[Records from a collection]
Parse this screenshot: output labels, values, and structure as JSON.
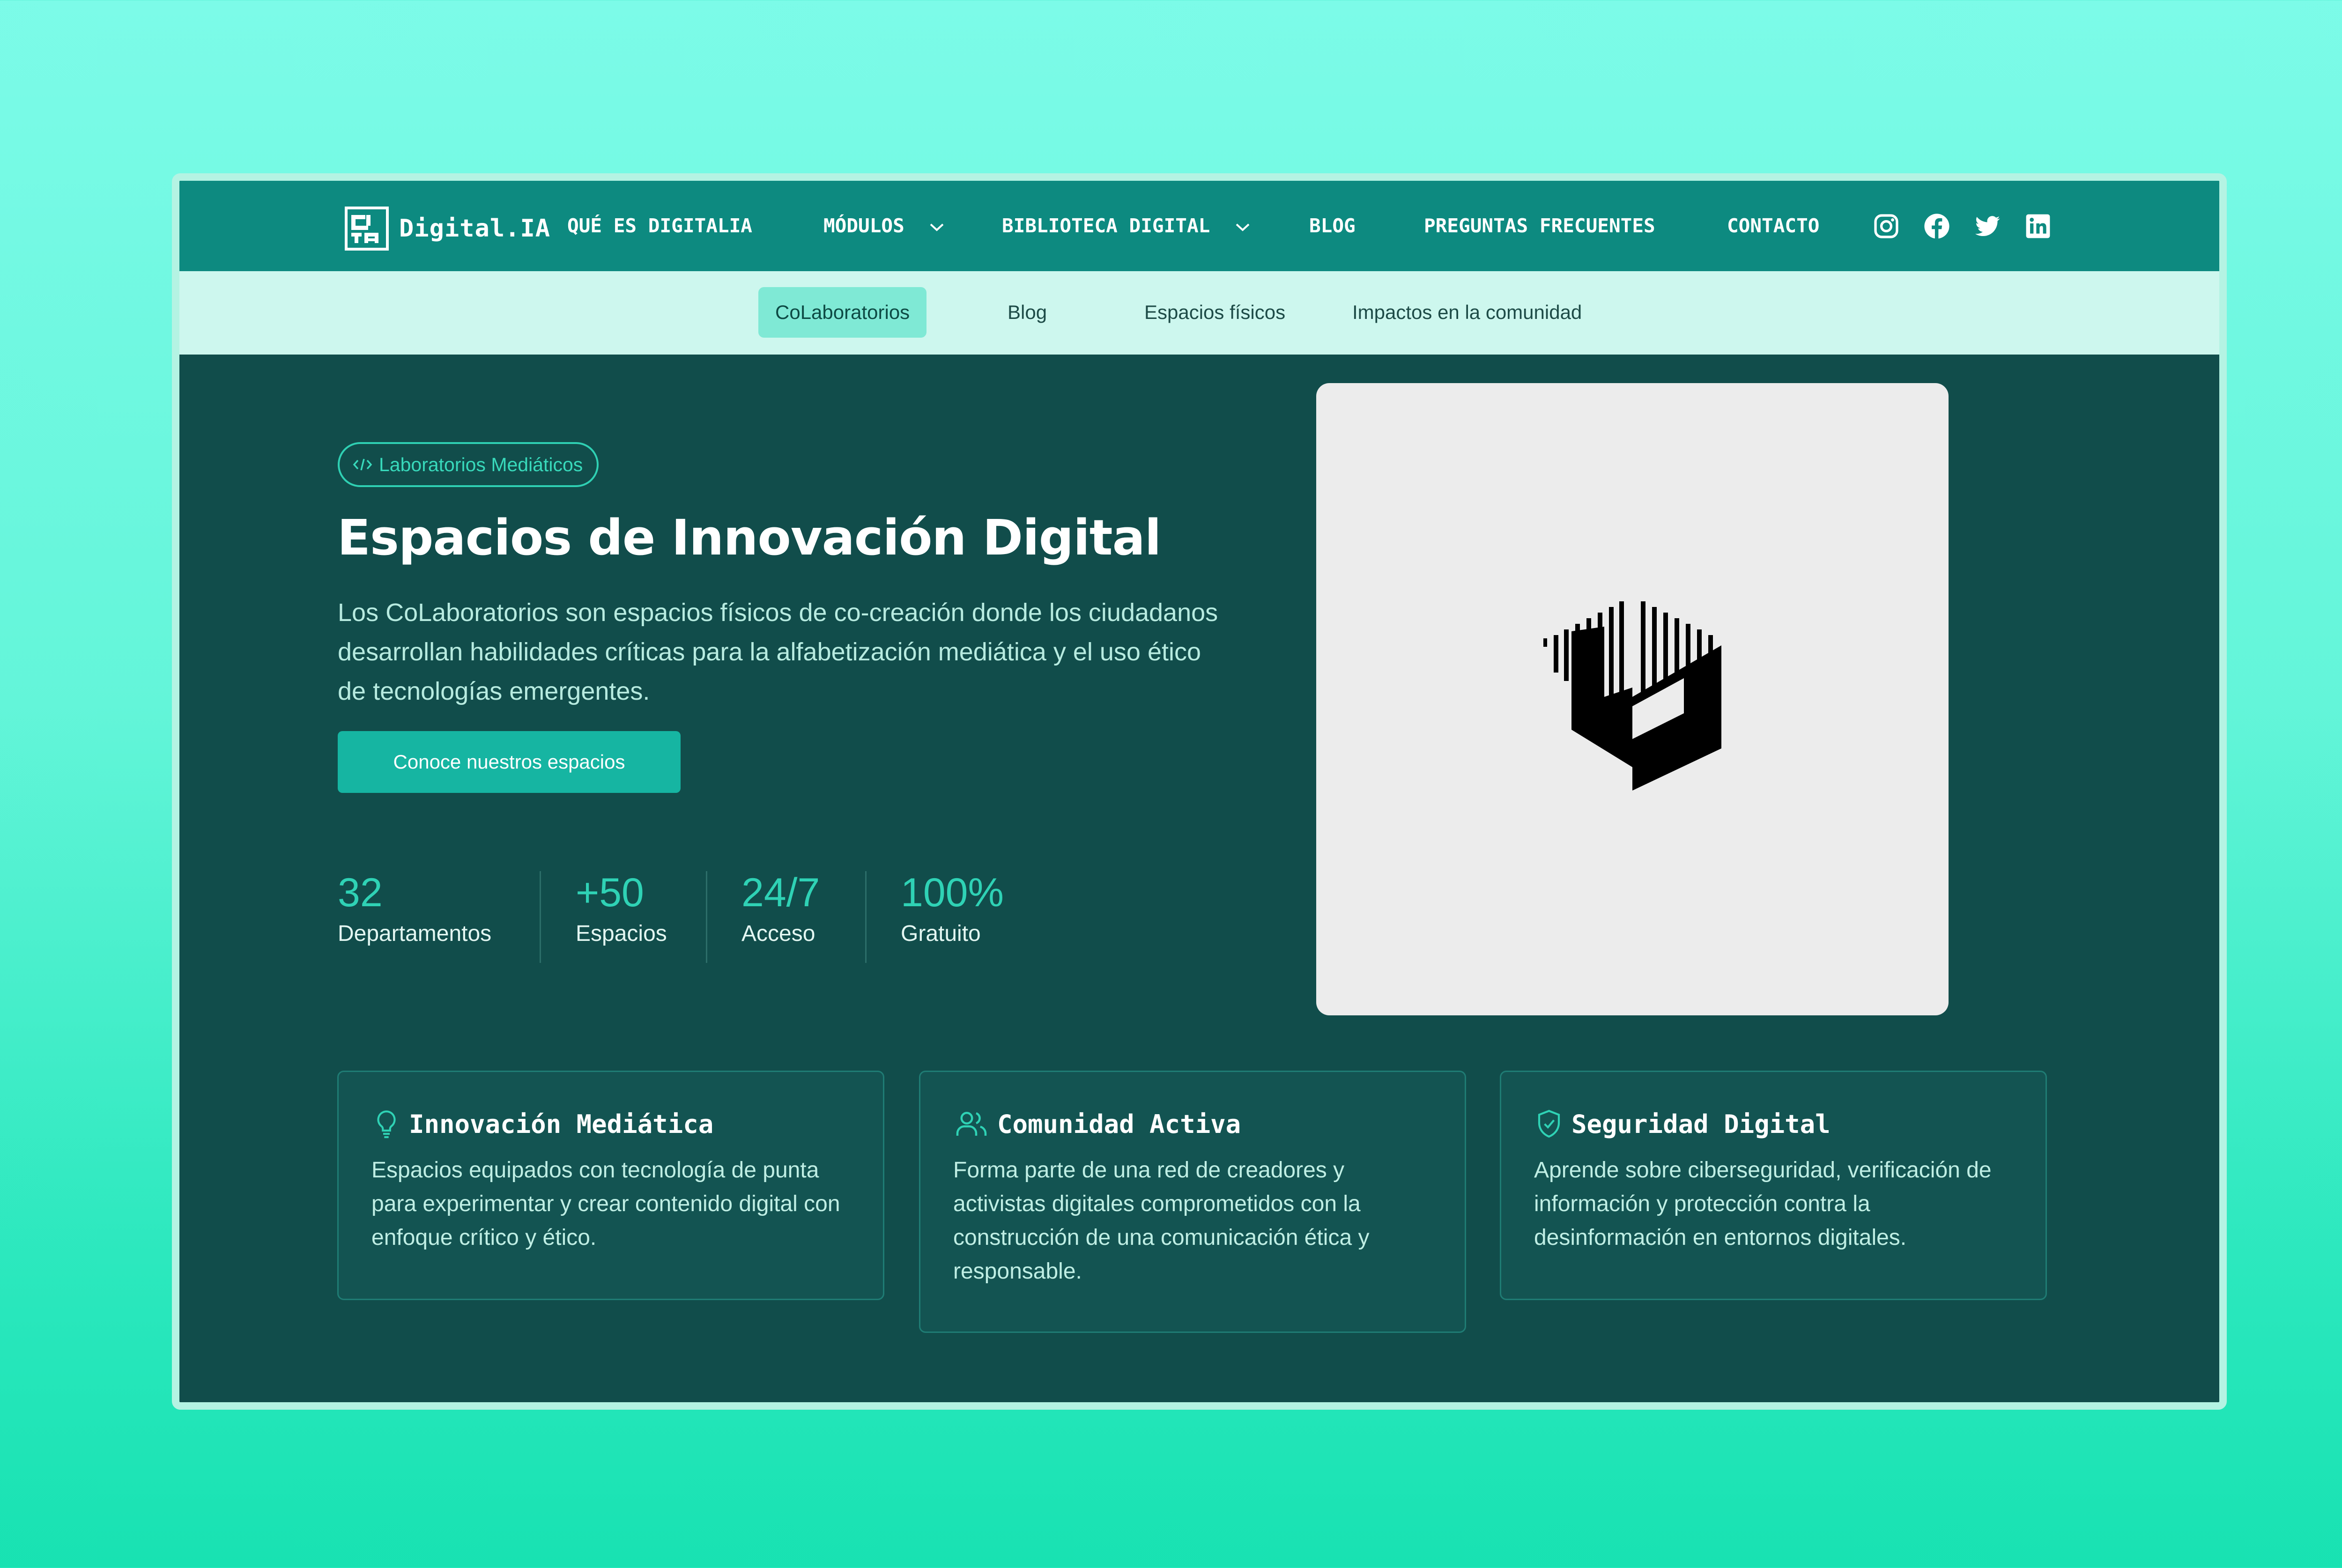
{
  "brand": {
    "logo_text": "Digital.IA"
  },
  "nav": {
    "items": [
      {
        "label": "QUÉ ES DIGITALIA"
      },
      {
        "label": "MÓDULOS"
      },
      {
        "label": "BIBLIOTECA DIGITAL"
      },
      {
        "label": "BLOG"
      },
      {
        "label": "PREGUNTAS FRECUENTES"
      },
      {
        "label": "CONTACTO"
      }
    ],
    "social_icons": [
      "instagram-icon",
      "facebook-icon",
      "twitter-icon",
      "linkedin-icon"
    ]
  },
  "subnav": {
    "tabs": [
      {
        "label": "CoLaboratorios",
        "active": true
      },
      {
        "label": "Blog",
        "active": false
      },
      {
        "label": "Espacios físicos",
        "active": false
      },
      {
        "label": "Impactos en la comunidad",
        "active": false
      }
    ]
  },
  "hero": {
    "tag": "Laboratorios Mediáticos",
    "title": "Espacios de Innovación Digital",
    "description": "Los CoLaboratorios son espacios físicos de co-creación donde los ciudadanos desarrollan habilidades críticas para la alfabetización mediática y el uso ético de tecnologías emergentes.",
    "cta_label": "Conoce nuestros espacios",
    "stats": [
      {
        "value": "32",
        "label": "Departamentos"
      },
      {
        "value": "+50",
        "label": "Espacios"
      },
      {
        "value": "24/7",
        "label": "Acceso"
      },
      {
        "value": "100%",
        "label": "Gratuito"
      }
    ]
  },
  "cards": [
    {
      "icon": "lightbulb-icon",
      "title": "Innovación Mediática",
      "text": "Espacios equipados con tecnología de punta para experimentar y crear contenido digital con enfoque crítico y ético."
    },
    {
      "icon": "users-icon",
      "title": "Comunidad Activa",
      "text": "Forma parte de una red de creadores y activistas digitales comprometidos con la construcción de una comunicación ética y responsable."
    },
    {
      "icon": "shield-check-icon",
      "title": "Seguridad Digital",
      "text": "Aprende sobre ciberseguridad, verificación de información y protección contra la desinformación en entornos digitales."
    }
  ],
  "colors": {
    "page_bg": "#5ff4d6",
    "nav_bg": "#0d8a80",
    "subnav_bg": "#cdf7ee",
    "active_tab_bg": "#7fe9d5",
    "hero_bg": "#114d4b",
    "accent": "#2fd2b5",
    "button_bg": "#16b5a2",
    "card_bg": "#135452",
    "image_bg": "#ececec"
  }
}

- **What the exercise asks**
Pictures are not part of the copy; output everything else in the records exactly.

- **Response to the task**
Parse this screenshot: output labels, values, and structure as JSON.
{
  "brand": {
    "logo_text": "Digital.IA"
  },
  "nav": {
    "items": [
      {
        "label": "QUÉ ES DIGITALIA"
      },
      {
        "label": "MÓDULOS"
      },
      {
        "label": "BIBLIOTECA DIGITAL"
      },
      {
        "label": "BLOG"
      },
      {
        "label": "PREGUNTAS FRECUENTES"
      },
      {
        "label": "CONTACTO"
      }
    ],
    "social_icons": [
      "instagram-icon",
      "facebook-icon",
      "twitter-icon",
      "linkedin-icon"
    ]
  },
  "subnav": {
    "tabs": [
      {
        "label": "CoLaboratorios",
        "active": true
      },
      {
        "label": "Blog",
        "active": false
      },
      {
        "label": "Espacios físicos",
        "active": false
      },
      {
        "label": "Impactos en la comunidad",
        "active": false
      }
    ]
  },
  "hero": {
    "tag": "Laboratorios Mediáticos",
    "title": "Espacios de Innovación Digital",
    "description": "Los CoLaboratorios son espacios físicos de co-creación donde los ciudadanos desarrollan habilidades críticas para la alfabetización mediática y el uso ético de tecnologías emergentes.",
    "cta_label": "Conoce nuestros espacios",
    "stats": [
      {
        "value": "32",
        "label": "Departamentos"
      },
      {
        "value": "+50",
        "label": "Espacios"
      },
      {
        "value": "24/7",
        "label": "Acceso"
      },
      {
        "value": "100%",
        "label": "Gratuito"
      }
    ]
  },
  "cards": [
    {
      "icon": "lightbulb-icon",
      "title": "Innovación Mediática",
      "text": "Espacios equipados con tecnología de punta para experimentar y crear contenido digital con enfoque crítico y ético."
    },
    {
      "icon": "users-icon",
      "title": "Comunidad Activa",
      "text": "Forma parte de una red de creadores y activistas digitales comprometidos con la construcción de una comunicación ética y responsable."
    },
    {
      "icon": "shield-check-icon",
      "title": "Seguridad Digital",
      "text": "Aprende sobre ciberseguridad, verificación de información y protección contra la desinformación en entornos digitales."
    }
  ],
  "colors": {
    "page_bg": "#5ff4d6",
    "nav_bg": "#0d8a80",
    "subnav_bg": "#cdf7ee",
    "active_tab_bg": "#7fe9d5",
    "hero_bg": "#114d4b",
    "accent": "#2fd2b5",
    "button_bg": "#16b5a2",
    "card_bg": "#135452",
    "image_bg": "#ececec"
  }
}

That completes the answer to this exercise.